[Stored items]
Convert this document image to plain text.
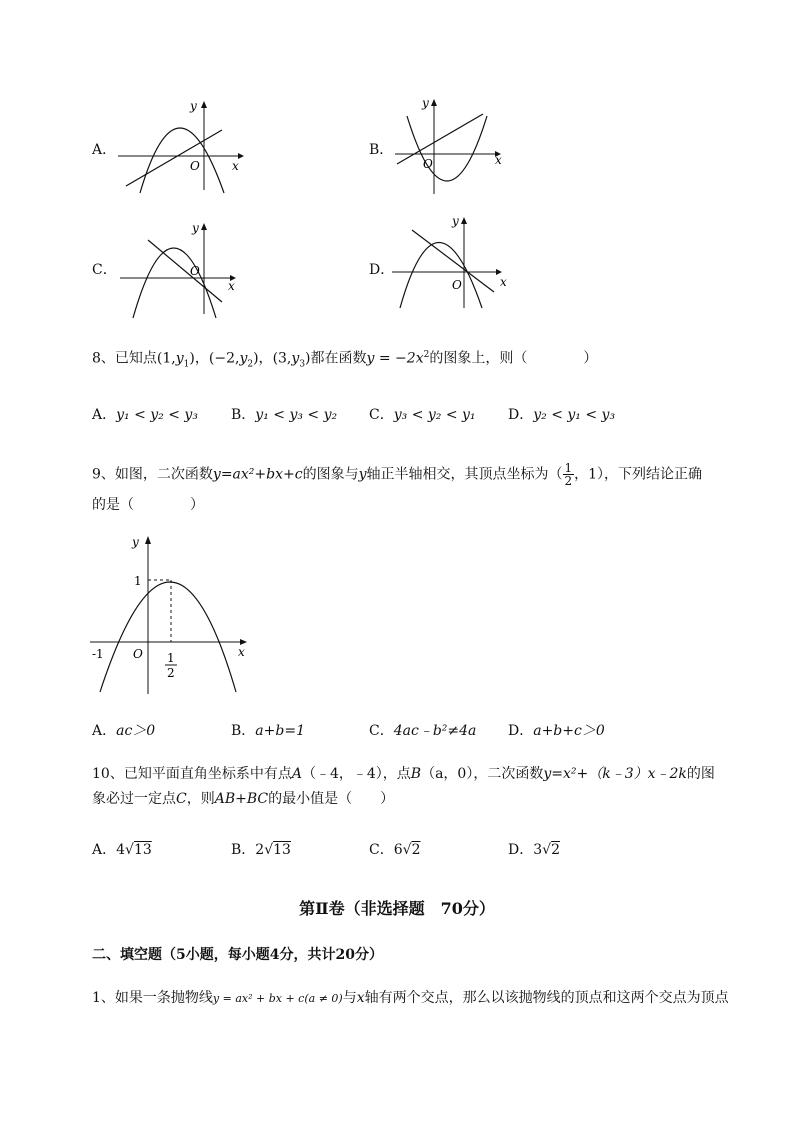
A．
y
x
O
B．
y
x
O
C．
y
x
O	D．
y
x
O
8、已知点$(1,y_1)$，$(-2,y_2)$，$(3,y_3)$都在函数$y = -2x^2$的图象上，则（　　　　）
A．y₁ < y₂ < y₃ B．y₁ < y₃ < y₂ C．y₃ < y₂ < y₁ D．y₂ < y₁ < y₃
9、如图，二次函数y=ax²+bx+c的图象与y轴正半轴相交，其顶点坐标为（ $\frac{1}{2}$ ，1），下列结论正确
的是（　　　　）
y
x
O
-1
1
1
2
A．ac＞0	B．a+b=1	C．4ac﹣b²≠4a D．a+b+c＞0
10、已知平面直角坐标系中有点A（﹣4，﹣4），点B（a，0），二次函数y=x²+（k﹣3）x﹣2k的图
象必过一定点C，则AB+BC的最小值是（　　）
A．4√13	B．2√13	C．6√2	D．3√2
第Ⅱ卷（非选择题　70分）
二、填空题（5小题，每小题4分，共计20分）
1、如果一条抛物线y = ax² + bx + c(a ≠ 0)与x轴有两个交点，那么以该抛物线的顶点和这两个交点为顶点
* * *
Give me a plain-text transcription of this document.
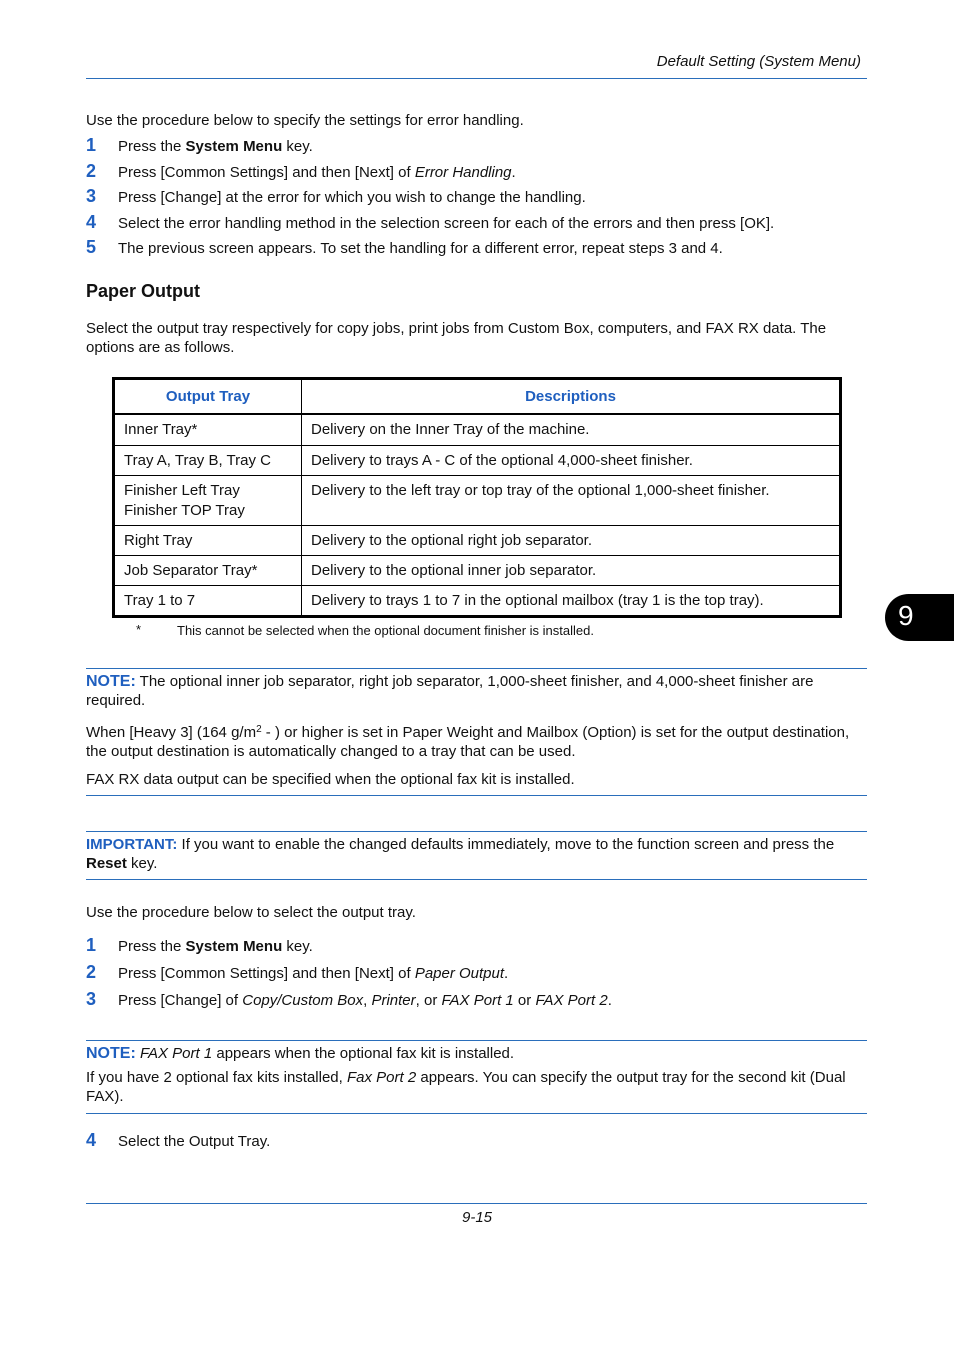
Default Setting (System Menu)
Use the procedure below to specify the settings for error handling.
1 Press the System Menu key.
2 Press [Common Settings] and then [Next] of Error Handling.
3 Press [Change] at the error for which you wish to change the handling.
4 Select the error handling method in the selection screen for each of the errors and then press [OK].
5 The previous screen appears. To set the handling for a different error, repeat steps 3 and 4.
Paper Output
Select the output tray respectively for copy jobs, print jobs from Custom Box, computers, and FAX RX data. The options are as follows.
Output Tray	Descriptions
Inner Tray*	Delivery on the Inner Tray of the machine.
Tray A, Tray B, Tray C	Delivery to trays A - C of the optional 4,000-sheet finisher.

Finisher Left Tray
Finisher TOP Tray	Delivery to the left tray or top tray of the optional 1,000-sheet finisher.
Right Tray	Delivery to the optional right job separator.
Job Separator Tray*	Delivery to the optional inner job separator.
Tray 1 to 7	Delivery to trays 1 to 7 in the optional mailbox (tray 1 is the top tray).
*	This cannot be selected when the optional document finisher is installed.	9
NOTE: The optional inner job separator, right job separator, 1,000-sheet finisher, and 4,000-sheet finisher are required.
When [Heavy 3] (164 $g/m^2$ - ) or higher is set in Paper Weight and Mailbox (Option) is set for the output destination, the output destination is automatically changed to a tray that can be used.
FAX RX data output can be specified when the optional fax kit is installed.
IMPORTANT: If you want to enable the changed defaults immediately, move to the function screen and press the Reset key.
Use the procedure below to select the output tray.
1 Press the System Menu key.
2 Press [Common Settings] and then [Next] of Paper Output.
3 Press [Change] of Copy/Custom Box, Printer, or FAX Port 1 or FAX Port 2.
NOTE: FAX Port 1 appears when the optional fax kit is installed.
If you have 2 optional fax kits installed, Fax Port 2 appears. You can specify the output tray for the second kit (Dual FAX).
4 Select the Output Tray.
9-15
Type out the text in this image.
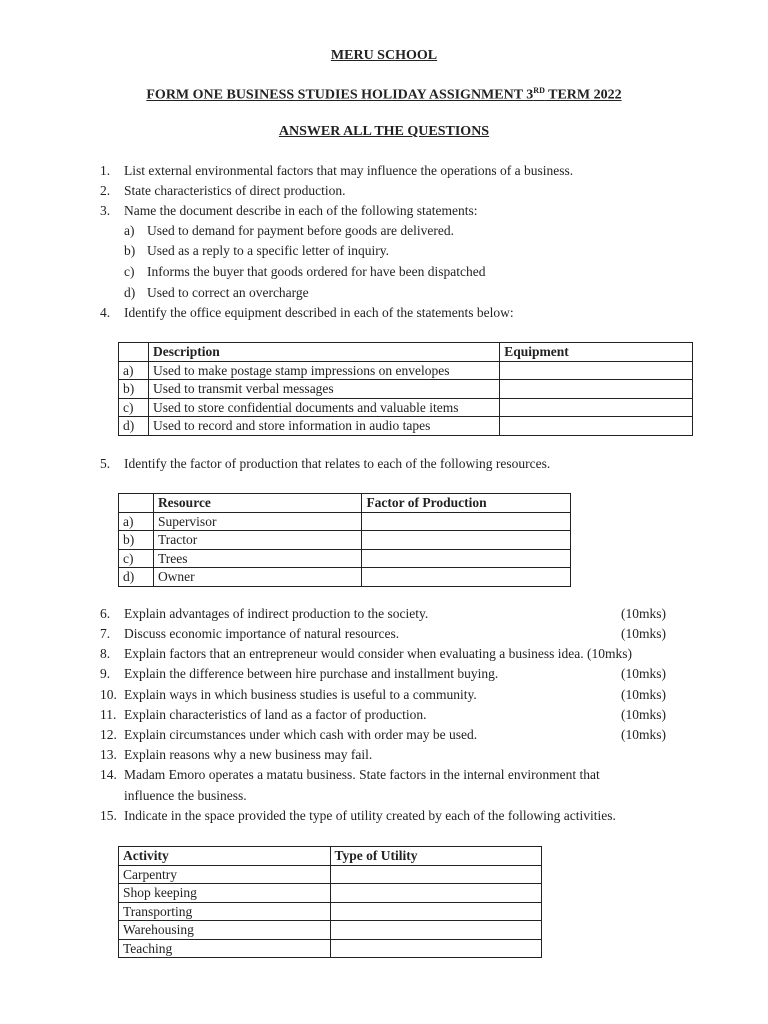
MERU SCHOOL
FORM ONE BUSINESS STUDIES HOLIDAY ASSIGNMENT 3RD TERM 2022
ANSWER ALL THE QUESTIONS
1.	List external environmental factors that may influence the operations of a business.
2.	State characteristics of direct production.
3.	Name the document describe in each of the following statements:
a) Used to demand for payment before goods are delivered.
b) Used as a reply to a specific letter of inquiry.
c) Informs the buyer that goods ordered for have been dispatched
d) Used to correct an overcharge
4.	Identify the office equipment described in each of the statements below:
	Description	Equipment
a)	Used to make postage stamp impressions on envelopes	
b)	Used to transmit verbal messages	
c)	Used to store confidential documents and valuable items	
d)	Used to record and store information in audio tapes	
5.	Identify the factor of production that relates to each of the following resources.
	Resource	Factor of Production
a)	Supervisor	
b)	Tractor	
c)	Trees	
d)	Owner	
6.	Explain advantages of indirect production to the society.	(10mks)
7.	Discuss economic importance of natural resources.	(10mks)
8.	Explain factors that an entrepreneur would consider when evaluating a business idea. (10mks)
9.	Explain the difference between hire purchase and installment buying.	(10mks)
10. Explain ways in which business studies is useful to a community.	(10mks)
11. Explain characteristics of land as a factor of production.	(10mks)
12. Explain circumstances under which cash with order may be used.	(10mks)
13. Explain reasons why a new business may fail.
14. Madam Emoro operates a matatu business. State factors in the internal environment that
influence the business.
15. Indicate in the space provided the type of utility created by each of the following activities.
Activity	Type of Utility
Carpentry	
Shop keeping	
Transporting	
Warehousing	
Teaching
==
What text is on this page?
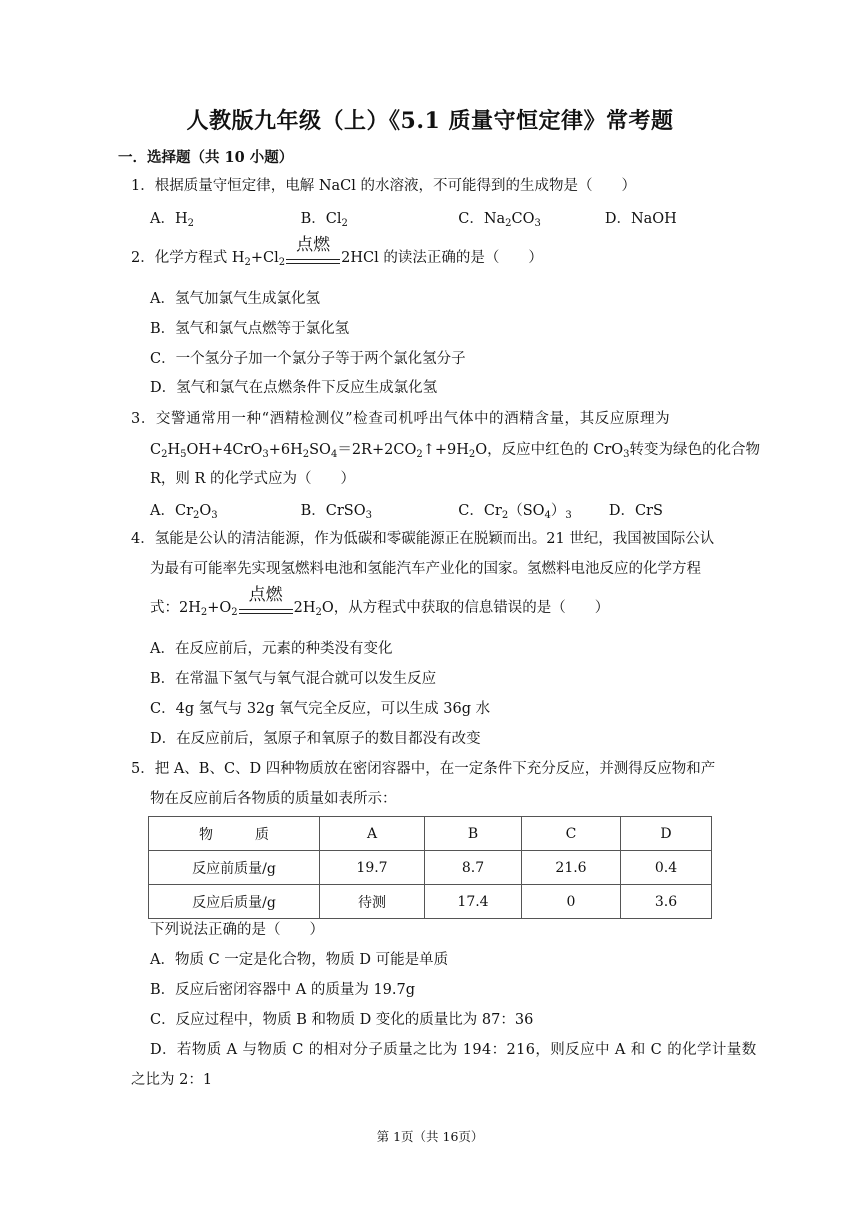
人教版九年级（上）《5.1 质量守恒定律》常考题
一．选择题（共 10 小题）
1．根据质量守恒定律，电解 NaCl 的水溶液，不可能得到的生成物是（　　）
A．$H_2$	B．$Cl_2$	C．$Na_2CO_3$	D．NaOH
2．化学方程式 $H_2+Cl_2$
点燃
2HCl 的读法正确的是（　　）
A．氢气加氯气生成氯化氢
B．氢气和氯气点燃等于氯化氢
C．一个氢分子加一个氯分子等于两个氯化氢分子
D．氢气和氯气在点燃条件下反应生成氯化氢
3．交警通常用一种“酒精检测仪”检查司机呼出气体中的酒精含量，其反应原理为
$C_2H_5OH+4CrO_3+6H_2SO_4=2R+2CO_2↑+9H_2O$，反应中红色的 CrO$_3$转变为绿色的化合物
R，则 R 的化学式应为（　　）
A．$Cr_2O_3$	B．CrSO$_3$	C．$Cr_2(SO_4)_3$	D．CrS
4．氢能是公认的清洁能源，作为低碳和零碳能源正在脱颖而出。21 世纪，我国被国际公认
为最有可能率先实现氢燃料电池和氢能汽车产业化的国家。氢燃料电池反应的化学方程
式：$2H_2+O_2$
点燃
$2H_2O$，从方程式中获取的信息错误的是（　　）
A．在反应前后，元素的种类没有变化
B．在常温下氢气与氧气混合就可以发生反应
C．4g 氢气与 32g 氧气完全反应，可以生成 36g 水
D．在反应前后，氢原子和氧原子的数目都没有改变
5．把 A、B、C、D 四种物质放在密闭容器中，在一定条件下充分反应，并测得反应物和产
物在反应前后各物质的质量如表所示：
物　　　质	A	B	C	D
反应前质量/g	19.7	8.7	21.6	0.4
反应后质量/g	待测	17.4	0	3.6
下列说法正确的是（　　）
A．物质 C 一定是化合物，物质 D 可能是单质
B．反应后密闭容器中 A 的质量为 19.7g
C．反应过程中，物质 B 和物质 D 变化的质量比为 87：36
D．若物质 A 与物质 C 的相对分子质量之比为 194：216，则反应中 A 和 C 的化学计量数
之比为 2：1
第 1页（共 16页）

§ Work required
Pick every line with "Paper" in it and copy it.

§ Exercise answer
Paper Output
When [Heavy 3] (164 $g/m^2$ - ) or higher is set in Paper Weight and Mailbox (Option) is set for the output destination, the output destination is automatically changed to a tray that can be used.
2 Press [Common Settings] and then [Next] of Paper Output.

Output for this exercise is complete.